### Goal
Copy out each line of the material below with no changes.

(Data records)
[START]

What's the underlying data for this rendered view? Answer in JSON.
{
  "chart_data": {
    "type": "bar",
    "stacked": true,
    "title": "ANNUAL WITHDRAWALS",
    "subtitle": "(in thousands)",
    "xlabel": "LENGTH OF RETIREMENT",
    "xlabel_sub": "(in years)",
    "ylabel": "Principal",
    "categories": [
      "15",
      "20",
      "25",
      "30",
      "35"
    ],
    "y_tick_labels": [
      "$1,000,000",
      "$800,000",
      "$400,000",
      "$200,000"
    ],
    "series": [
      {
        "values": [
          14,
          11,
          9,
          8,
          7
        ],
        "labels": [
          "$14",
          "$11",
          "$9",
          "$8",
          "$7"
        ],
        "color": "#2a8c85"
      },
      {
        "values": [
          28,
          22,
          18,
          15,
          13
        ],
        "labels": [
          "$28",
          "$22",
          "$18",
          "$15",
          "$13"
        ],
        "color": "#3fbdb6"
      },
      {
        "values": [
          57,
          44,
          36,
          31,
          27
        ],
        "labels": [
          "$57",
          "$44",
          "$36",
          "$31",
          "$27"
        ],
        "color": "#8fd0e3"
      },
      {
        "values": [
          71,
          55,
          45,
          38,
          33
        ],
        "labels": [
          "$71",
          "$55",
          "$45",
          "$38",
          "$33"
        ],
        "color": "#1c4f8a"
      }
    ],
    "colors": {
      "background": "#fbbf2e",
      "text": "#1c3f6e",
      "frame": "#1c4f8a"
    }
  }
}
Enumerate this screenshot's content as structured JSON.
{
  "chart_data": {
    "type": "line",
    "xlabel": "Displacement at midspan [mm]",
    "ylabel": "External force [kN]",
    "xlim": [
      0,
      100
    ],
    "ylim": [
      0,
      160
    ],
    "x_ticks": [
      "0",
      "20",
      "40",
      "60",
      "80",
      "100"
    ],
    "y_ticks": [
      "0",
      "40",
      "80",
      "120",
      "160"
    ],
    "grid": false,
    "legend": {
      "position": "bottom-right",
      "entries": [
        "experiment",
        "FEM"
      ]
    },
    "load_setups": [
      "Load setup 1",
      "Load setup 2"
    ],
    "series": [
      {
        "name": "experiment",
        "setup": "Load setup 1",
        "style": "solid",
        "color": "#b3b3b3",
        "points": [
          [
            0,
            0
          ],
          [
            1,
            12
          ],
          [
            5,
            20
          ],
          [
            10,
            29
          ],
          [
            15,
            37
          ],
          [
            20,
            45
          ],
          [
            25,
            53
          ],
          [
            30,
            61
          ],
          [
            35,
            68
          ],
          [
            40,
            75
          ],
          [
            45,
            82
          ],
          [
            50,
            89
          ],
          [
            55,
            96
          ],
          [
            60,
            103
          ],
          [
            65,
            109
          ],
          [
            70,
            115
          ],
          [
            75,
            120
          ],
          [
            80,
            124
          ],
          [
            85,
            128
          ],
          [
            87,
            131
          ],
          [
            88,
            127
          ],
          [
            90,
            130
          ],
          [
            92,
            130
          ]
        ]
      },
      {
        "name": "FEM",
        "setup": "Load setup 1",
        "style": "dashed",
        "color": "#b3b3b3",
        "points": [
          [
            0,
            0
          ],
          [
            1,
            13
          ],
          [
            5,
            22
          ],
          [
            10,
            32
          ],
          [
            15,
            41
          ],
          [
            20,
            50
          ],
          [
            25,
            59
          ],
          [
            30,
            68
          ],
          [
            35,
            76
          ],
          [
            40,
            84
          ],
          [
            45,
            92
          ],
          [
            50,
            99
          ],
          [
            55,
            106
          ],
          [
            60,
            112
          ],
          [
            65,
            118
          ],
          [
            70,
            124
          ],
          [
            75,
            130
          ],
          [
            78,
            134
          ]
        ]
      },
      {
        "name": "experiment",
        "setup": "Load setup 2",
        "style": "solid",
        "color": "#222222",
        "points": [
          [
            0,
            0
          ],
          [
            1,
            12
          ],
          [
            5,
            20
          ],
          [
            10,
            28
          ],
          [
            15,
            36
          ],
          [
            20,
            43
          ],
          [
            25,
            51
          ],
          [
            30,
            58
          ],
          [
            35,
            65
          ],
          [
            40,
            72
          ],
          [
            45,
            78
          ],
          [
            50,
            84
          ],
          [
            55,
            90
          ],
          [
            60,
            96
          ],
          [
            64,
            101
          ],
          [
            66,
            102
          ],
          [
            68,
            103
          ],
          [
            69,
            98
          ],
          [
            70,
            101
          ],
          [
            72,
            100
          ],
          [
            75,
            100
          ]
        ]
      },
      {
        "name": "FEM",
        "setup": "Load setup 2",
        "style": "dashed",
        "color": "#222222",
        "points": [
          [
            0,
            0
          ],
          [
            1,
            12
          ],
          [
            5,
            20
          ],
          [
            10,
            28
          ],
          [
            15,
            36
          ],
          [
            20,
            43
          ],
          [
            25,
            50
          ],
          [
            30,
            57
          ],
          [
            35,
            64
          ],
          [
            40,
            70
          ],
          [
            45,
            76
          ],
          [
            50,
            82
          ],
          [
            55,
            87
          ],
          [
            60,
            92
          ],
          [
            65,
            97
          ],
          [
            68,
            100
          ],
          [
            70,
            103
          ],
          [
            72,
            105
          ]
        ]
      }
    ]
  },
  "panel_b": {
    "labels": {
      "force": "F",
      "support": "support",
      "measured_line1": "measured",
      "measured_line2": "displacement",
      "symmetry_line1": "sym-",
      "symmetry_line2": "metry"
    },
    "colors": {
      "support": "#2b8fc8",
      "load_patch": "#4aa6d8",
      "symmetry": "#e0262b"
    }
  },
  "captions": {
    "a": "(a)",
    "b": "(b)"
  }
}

[END]

### Exercise solution
What's the underlying data for this rendered view? Answer in JSON.
{
  "chart_data": {
    "type": "bar",
    "stacked": true,
    "title": "ANNUAL WITHDRAWALS",
    "subtitle": "(in thousands)",
    "xlabel": "LENGTH OF RETIREMENT",
    "xlabel_sub": "(in years)",
    "ylabel": "Principal",
    "categories": [
      "15",
      "20",
      "25",
      "30",
      "35"
    ],
    "y_tick_labels": [
      "$1,000,000",
      "$800,000",
      "$400,000",
      "$200,000"
    ],
    "series": [
      {
        "values": [
          14,
          11,
          9,
          8,
          7
        ],
        "labels": [
          "$14",
          "$11",
          "$9",
          "$8",
          "$7"
        ],
        "color": "#2a8c85"
      },
      {
        "values": [
          28,
          22,
          18,
          15,
          13
        ],
        "labels": [
          "$28",
          "$22",
          "$18",
          "$15",
          "$13"
        ],
        "color": "#3fbdb6"
      },
      {
        "values": [
          57,
          44,
          36,
          31,
          27
        ],
        "labels": [
          "$57",
          "$44",
          "$36",
          "$31",
          "$27"
        ],
        "color": "#8fd0e3"
      },
      {
        "values": [
          71,
          55,
          45,
          38,
          33
        ],
        "labels": [
          "$71",
          "$55",
          "$45",
          "$38",
          "$33"
        ],
        "color": "#1c4f8a"
      }
    ],
    "colors": {
      "background": "#fbbf2e",
      "text": "#1c3f6e",
      "frame": "#1c4f8a"
    }
  }
}
Enumerate this screenshot's content as structured JSON.
{
  "chart_data": {
    "type": "line",
    "xlabel": "Displacement at midspan [mm]",
    "ylabel": "External force [kN]",
    "xlim": [
      0,
      100
    ],
    "ylim": [
      0,
      160
    ],
    "x_ticks": [
      "0",
      "20",
      "40",
      "60",
      "80",
      "100"
    ],
    "y_ticks": [
      "0",
      "40",
      "80",
      "120",
      "160"
    ],
    "grid": false,
    "legend": {
      "position": "bottom-right",
      "entries": [
        "experiment",
        "FEM"
      ]
    },
    "load_setups": [
      "Load setup 1",
      "Load setup 2"
    ],
    "series": [
      {
        "name": "experiment",
        "setup": "Load setup 1",
        "style": "solid",
        "color": "#b3b3b3",
        "points": [
          [
            0,
            0
          ],
          [
            1,
            12
          ],
          [
            5,
            20
          ],
          [
            10,
            29
          ],
          [
            15,
            37
          ],
          [
            20,
            45
          ],
          [
            25,
            53
          ],
          [
            30,
            61
          ],
          [
            35,
            68
          ],
          [
            40,
            75
          ],
          [
            45,
            82
          ],
          [
            50,
            89
          ],
          [
            55,
            96
          ],
          [
            60,
            103
          ],
          [
            65,
            109
          ],
          [
            70,
            115
          ],
          [
            75,
            120
          ],
          [
            80,
            124
          ],
          [
            85,
            128
          ],
          [
            87,
            131
          ],
          [
            88,
            127
          ],
          [
            90,
            130
          ],
          [
            92,
            130
          ]
        ]
      },
      {
        "name": "FEM",
        "setup": "Load setup 1",
        "style": "dashed",
        "color": "#b3b3b3",
        "points": [
          [
            0,
            0
          ],
          [
            1,
            13
          ],
          [
            5,
            22
          ],
          [
            10,
            32
          ],
          [
            15,
            41
          ],
          [
            20,
            50
          ],
          [
            25,
            59
          ],
          [
            30,
            68
          ],
          [
            35,
            76
          ],
          [
            40,
            84
          ],
          [
            45,
            92
          ],
          [
            50,
            99
          ],
          [
            55,
            106
          ],
          [
            60,
            112
          ],
          [
            65,
            118
          ],
          [
            70,
            124
          ],
          [
            75,
            130
          ],
          [
            78,
            134
          ]
        ]
      },
      {
        "name": "experiment",
        "setup": "Load setup 2",
        "style": "solid",
        "color": "#222222",
        "points": [
          [
            0,
            0
          ],
          [
            1,
            12
          ],
          [
            5,
            20
          ],
          [
            10,
            28
          ],
          [
            15,
            36
          ],
          [
            20,
            43
          ],
          [
            25,
            51
          ],
          [
            30,
            58
          ],
          [
            35,
            65
          ],
          [
            40,
            72
          ],
          [
            45,
            78
          ],
          [
            50,
            84
          ],
          [
            55,
            90
          ],
          [
            60,
            96
          ],
          [
            64,
            101
          ],
          [
            66,
            102
          ],
          [
            68,
            103
          ],
          [
            69,
            98
          ],
          [
            70,
            101
          ],
          [
            72,
            100
          ],
          [
            75,
            100
          ]
        ]
      },
      {
        "name": "FEM",
        "setup": "Load setup 2",
        "style": "dashed",
        "color": "#222222",
        "points": [
          [
            0,
            0
          ],
          [
            1,
            12
          ],
          [
            5,
            20
          ],
          [
            10,
            28
          ],
          [
            15,
            36
          ],
          [
            20,
            43
          ],
          [
            25,
            50
          ],
          [
            30,
            57
          ],
          [
            35,
            64
          ],
          [
            40,
            70
          ],
          [
            45,
            76
          ],
          [
            50,
            82
          ],
          [
            55,
            87
          ],
          [
            60,
            92
          ],
          [
            65,
            97
          ],
          [
            68,
            100
          ],
          [
            70,
            103
          ],
          [
            72,
            105
          ]
        ]
      }
    ]
  },
  "panel_b": {
    "labels": {
      "force": "F",
      "support": "support",
      "measured_line1": "measured",
      "measured_line2": "displacement",
      "symmetry_line1": "sym-",
      "symmetry_line2": "metry"
    },
    "colors": {
      "support": "#2b8fc8",
      "load_patch": "#4aa6d8",
      "symmetry": "#e0262b"
    }
  },
  "captions": {
    "a": "(a)",
    "b": "(b)"
  }
}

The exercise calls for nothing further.